● **Direction**: Make an exact copy of all the data.

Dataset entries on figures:
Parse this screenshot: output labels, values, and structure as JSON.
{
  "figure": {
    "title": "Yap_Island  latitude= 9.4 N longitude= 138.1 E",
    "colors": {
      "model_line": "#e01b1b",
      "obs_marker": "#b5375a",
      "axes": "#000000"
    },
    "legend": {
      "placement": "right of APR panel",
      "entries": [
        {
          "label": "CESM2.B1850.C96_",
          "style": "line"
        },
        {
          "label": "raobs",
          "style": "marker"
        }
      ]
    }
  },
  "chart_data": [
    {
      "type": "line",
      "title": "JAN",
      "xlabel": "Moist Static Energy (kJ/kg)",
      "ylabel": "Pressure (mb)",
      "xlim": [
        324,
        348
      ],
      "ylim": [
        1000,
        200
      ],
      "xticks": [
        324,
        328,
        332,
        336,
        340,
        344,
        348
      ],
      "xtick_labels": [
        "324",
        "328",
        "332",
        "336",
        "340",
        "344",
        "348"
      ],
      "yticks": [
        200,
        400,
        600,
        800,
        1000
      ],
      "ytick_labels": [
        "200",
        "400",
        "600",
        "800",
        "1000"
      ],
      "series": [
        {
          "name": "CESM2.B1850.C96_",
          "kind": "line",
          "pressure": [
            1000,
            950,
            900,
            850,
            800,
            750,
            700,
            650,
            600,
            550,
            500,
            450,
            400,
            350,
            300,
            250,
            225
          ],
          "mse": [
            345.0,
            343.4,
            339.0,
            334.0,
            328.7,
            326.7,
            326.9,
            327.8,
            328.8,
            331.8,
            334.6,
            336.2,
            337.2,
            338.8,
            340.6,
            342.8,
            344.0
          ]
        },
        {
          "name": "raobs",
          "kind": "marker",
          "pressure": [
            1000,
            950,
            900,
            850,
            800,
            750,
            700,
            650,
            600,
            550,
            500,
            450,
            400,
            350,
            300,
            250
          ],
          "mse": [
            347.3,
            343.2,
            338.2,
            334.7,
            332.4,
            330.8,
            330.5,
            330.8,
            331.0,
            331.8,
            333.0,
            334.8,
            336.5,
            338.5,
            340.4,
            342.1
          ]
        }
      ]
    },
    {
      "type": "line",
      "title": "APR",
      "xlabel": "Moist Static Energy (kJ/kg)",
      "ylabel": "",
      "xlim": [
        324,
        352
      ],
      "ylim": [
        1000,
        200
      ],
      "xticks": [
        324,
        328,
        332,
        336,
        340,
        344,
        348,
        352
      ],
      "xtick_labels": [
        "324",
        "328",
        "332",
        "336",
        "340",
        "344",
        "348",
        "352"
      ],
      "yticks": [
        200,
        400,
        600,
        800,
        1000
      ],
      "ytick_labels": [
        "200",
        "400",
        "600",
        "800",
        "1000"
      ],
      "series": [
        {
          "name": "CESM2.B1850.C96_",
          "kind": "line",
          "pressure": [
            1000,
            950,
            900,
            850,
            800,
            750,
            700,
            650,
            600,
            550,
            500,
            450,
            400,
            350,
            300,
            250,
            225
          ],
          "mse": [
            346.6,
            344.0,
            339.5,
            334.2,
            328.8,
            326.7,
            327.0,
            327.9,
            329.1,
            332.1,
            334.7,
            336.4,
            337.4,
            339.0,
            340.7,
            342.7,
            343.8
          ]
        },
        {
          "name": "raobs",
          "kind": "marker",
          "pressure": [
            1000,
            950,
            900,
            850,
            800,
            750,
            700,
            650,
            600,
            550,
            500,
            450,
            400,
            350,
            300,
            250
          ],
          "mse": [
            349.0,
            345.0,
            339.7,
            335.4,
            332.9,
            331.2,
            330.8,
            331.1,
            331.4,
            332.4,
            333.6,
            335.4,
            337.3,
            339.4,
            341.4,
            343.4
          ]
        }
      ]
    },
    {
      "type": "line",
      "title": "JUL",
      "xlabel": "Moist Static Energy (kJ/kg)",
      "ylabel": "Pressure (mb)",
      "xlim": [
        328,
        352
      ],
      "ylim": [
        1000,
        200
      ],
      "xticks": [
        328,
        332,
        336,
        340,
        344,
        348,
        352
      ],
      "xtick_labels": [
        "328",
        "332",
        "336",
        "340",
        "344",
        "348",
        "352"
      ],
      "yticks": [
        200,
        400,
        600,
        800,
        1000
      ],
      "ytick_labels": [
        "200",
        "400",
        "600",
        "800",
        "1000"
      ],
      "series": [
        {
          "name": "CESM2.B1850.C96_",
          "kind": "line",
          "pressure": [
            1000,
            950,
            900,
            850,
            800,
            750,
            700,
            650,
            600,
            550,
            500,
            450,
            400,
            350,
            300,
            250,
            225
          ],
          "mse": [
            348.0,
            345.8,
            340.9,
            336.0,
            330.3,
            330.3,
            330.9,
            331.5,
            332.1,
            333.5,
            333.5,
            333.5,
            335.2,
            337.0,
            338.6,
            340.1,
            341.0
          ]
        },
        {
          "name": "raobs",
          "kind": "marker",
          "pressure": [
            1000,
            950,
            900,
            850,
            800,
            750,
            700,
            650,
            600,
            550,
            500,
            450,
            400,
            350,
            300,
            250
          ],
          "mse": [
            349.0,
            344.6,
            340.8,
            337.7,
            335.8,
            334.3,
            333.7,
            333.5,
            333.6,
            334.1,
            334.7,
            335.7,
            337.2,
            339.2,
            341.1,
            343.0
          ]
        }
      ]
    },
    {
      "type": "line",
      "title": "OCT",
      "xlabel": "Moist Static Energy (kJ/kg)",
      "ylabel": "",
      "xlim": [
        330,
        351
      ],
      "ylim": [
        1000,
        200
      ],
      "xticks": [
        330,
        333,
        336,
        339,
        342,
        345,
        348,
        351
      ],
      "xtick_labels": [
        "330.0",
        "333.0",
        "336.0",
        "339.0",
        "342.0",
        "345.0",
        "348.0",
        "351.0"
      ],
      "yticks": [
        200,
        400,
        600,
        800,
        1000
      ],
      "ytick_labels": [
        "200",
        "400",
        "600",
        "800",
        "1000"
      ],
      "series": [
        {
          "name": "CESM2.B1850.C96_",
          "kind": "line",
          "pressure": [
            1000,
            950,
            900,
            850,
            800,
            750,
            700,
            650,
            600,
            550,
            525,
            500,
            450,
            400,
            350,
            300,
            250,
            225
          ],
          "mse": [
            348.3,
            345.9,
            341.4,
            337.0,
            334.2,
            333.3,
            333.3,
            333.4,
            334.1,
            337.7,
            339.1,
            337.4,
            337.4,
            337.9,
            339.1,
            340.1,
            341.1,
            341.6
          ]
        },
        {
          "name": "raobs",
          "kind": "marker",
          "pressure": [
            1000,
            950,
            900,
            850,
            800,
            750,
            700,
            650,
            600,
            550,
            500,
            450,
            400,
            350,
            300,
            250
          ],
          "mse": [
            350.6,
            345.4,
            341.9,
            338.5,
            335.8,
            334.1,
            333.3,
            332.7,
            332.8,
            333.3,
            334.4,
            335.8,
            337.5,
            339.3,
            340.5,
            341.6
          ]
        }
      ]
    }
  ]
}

● **Task answer**:
Parse this screenshot: output labels, values, and structure as JSON.
{
  "figure": {
    "title": "Yap_Island  latitude= 9.4 N longitude= 138.1 E",
    "colors": {
      "model_line": "#e01b1b",
      "obs_marker": "#b5375a",
      "axes": "#000000"
    },
    "legend": {
      "placement": "right of APR panel",
      "entries": [
        {
          "label": "CESM2.B1850.C96_",
          "style": "line"
        },
        {
          "label": "raobs",
          "style": "marker"
        }
      ]
    }
  },
  "chart_data": [
    {
      "type": "line",
      "title": "JAN",
      "xlabel": "Moist Static Energy (kJ/kg)",
      "ylabel": "Pressure (mb)",
      "xlim": [
        324,
        348
      ],
      "ylim": [
        1000,
        200
      ],
      "xticks": [
        324,
        328,
        332,
        336,
        340,
        344,
        348
      ],
      "xtick_labels": [
        "324",
        "328",
        "332",
        "336",
        "340",
        "344",
        "348"
      ],
      "yticks": [
        200,
        400,
        600,
        800,
        1000
      ],
      "ytick_labels": [
        "200",
        "400",
        "600",
        "800",
        "1000"
      ],
      "series": [
        {
          "name": "CESM2.B1850.C96_",
          "kind": "line",
          "pressure": [
            1000,
            950,
            900,
            850,
            800,
            750,
            700,
            650,
            600,
            550,
            500,
            450,
            400,
            350,
            300,
            250,
            225
          ],
          "mse": [
            345.0,
            343.4,
            339.0,
            334.0,
            328.7,
            326.7,
            326.9,
            327.8,
            328.8,
            331.8,
            334.6,
            336.2,
            337.2,
            338.8,
            340.6,
            342.8,
            344.0
          ]
        },
        {
          "name": "raobs",
          "kind": "marker",
          "pressure": [
            1000,
            950,
            900,
            850,
            800,
            750,
            700,
            650,
            600,
            550,
            500,
            450,
            400,
            350,
            300,
            250
          ],
          "mse": [
            347.3,
            343.2,
            338.2,
            334.7,
            332.4,
            330.8,
            330.5,
            330.8,
            331.0,
            331.8,
            333.0,
            334.8,
            336.5,
            338.5,
            340.4,
            342.1
          ]
        }
      ]
    },
    {
      "type": "line",
      "title": "APR",
      "xlabel": "Moist Static Energy (kJ/kg)",
      "ylabel": "",
      "xlim": [
        324,
        352
      ],
      "ylim": [
        1000,
        200
      ],
      "xticks": [
        324,
        328,
        332,
        336,
        340,
        344,
        348,
        352
      ],
      "xtick_labels": [
        "324",
        "328",
        "332",
        "336",
        "340",
        "344",
        "348",
        "352"
      ],
      "yticks": [
        200,
        400,
        600,
        800,
        1000
      ],
      "ytick_labels": [
        "200",
        "400",
        "600",
        "800",
        "1000"
      ],
      "series": [
        {
          "name": "CESM2.B1850.C96_",
          "kind": "line",
          "pressure": [
            1000,
            950,
            900,
            850,
            800,
            750,
            700,
            650,
            600,
            550,
            500,
            450,
            400,
            350,
            300,
            250,
            225
          ],
          "mse": [
            346.6,
            344.0,
            339.5,
            334.2,
            328.8,
            326.7,
            327.0,
            327.9,
            329.1,
            332.1,
            334.7,
            336.4,
            337.4,
            339.0,
            340.7,
            342.7,
            343.8
          ]
        },
        {
          "name": "raobs",
          "kind": "marker",
          "pressure": [
            1000,
            950,
            900,
            850,
            800,
            750,
            700,
            650,
            600,
            550,
            500,
            450,
            400,
            350,
            300,
            250
          ],
          "mse": [
            349.0,
            345.0,
            339.7,
            335.4,
            332.9,
            331.2,
            330.8,
            331.1,
            331.4,
            332.4,
            333.6,
            335.4,
            337.3,
            339.4,
            341.4,
            343.4
          ]
        }
      ]
    },
    {
      "type": "line",
      "title": "JUL",
      "xlabel": "Moist Static Energy (kJ/kg)",
      "ylabel": "Pressure (mb)",
      "xlim": [
        328,
        352
      ],
      "ylim": [
        1000,
        200
      ],
      "xticks": [
        328,
        332,
        336,
        340,
        344,
        348,
        352
      ],
      "xtick_labels": [
        "328",
        "332",
        "336",
        "340",
        "344",
        "348",
        "352"
      ],
      "yticks": [
        200,
        400,
        600,
        800,
        1000
      ],
      "ytick_labels": [
        "200",
        "400",
        "600",
        "800",
        "1000"
      ],
      "series": [
        {
          "name": "CESM2.B1850.C96_",
          "kind": "line",
          "pressure": [
            1000,
            950,
            900,
            850,
            800,
            750,
            700,
            650,
            600,
            550,
            500,
            450,
            400,
            350,
            300,
            250,
            225
          ],
          "mse": [
            348.0,
            345.8,
            340.9,
            336.0,
            330.3,
            330.3,
            330.9,
            331.5,
            332.1,
            333.5,
            333.5,
            333.5,
            335.2,
            337.0,
            338.6,
            340.1,
            341.0
          ]
        },
        {
          "name": "raobs",
          "kind": "marker",
          "pressure": [
            1000,
            950,
            900,
            850,
            800,
            750,
            700,
            650,
            600,
            550,
            500,
            450,
            400,
            350,
            300,
            250
          ],
          "mse": [
            349.0,
            344.6,
            340.8,
            337.7,
            335.8,
            334.3,
            333.7,
            333.5,
            333.6,
            334.1,
            334.7,
            335.7,
            337.2,
            339.2,
            341.1,
            343.0
          ]
        }
      ]
    },
    {
      "type": "line",
      "title": "OCT",
      "xlabel": "Moist Static Energy (kJ/kg)",
      "ylabel": "",
      "xlim": [
        330,
        351
      ],
      "ylim": [
        1000,
        200
      ],
      "xticks": [
        330,
        333,
        336,
        339,
        342,
        345,
        348,
        351
      ],
      "xtick_labels": [
        "330.0",
        "333.0",
        "336.0",
        "339.0",
        "342.0",
        "345.0",
        "348.0",
        "351.0"
      ],
      "yticks": [
        200,
        400,
        600,
        800,
        1000
      ],
      "ytick_labels": [
        "200",
        "400",
        "600",
        "800",
        "1000"
      ],
      "series": [
        {
          "name": "CESM2.B1850.C96_",
          "kind": "line",
          "pressure": [
            1000,
            950,
            900,
            850,
            800,
            750,
            700,
            650,
            600,
            550,
            525,
            500,
            450,
            400,
            350,
            300,
            250,
            225
          ],
          "mse": [
            348.3,
            345.9,
            341.4,
            337.0,
            334.2,
            333.3,
            333.3,
            333.4,
            334.1,
            337.7,
            339.1,
            337.4,
            337.4,
            337.9,
            339.1,
            340.1,
            341.1,
            341.6
          ]
        },
        {
          "name": "raobs",
          "kind": "marker",
          "pressure": [
            1000,
            950,
            900,
            850,
            800,
            750,
            700,
            650,
            600,
            550,
            500,
            450,
            400,
            350,
            300,
            250
          ],
          "mse": [
            350.6,
            345.4,
            341.9,
            338.5,
            335.8,
            334.1,
            333.3,
            332.7,
            332.8,
            333.3,
            334.4,
            335.8,
            337.5,
            339.3,
            340.5,
            341.6
          ]
        }
      ]
    }
  ]
}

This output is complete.